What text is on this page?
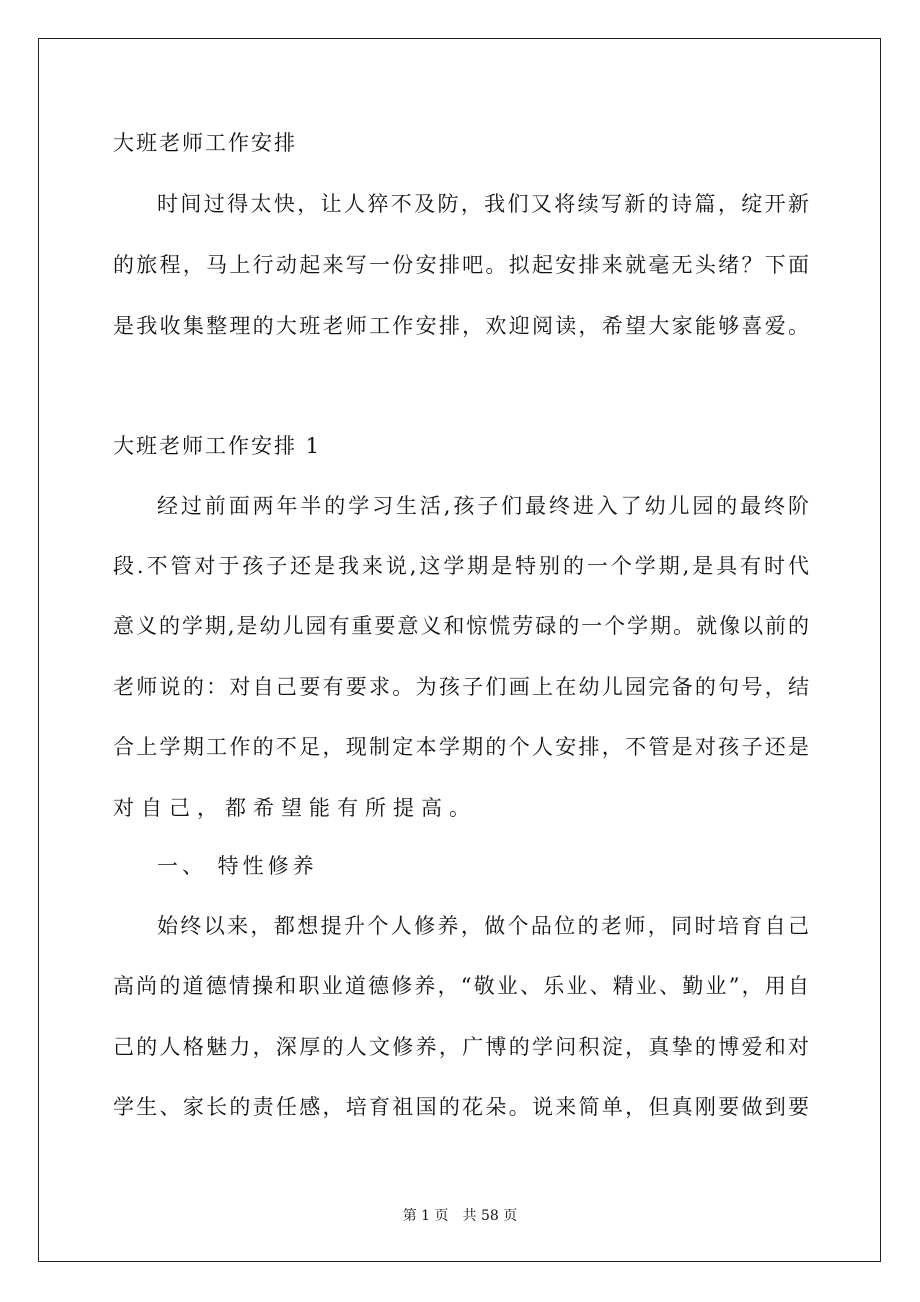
大班老师工作安排
时间过得太快，让人猝不及防，我们又将续写新的诗篇，绽开新
的旅程，马上行动起来写一份安排吧。拟起安排来就毫无头绪？下面
是我收集整理的大班老师工作安排，欢迎阅读，希望大家能够喜爱。
大班老师工作安排 1
经过前面两年半的学习生活,孩子们最终进入了幼儿园的最终阶
段.不管对于孩子还是我来说,这学期是特别的一个学期,是具有时代
意义的学期,是幼儿园有重要意义和惊慌劳碌的一个学期。就像以前的
老师说的：对自己要有要求。为孩子们画上在幼儿园完备的句号，结
合上学期工作的不足，现制定本学期的个人安排，不管是对孩子还是
对自己，都希望能有所提高。
一、 特性修养
始终以来，都想提升个人修养，做个品位的老师，同时培育自己
高尚的道德情操和职业道德修养，“敬业、乐业、精业、勤业”，用自
己的人格魅力，深厚的人文修养，广博的学问积淀，真挚的博爱和对
学生、家长的责任感，培育祖国的花朵。说来简单，但真刚要做到要
第 1 页　共 58 页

WHAT IS NEEDED:
Copy all the lines of data exactly as they appear, dropping any images.

IN RESPONSE:
What text is on this page?
大班老师工作安排
时间过得太快，让人猝不及防，我们又将续写新的诗篇，绽开新
的旅程，马上行动起来写一份安排吧。拟起安排来就毫无头绪？下面
是我收集整理的大班老师工作安排，欢迎阅读，希望大家能够喜爱。
大班老师工作安排 1
经过前面两年半的学习生活,孩子们最终进入了幼儿园的最终阶
段.不管对于孩子还是我来说,这学期是特别的一个学期,是具有时代
意义的学期,是幼儿园有重要意义和惊慌劳碌的一个学期。就像以前的
老师说的：对自己要有要求。为孩子们画上在幼儿园完备的句号，结
合上学期工作的不足，现制定本学期的个人安排，不管是对孩子还是
对自己，都希望能有所提高。
一、 特性修养
始终以来，都想提升个人修养，做个品位的老师，同时培育自己
高尚的道德情操和职业道德修养，“敬业、乐业、精业、勤业”，用自
己的人格魅力，深厚的人文修养，广博的学问积淀，真挚的博爱和对
学生、家长的责任感，培育祖国的花朵。说来简单，但真刚要做到要
第 1 页　共 58 页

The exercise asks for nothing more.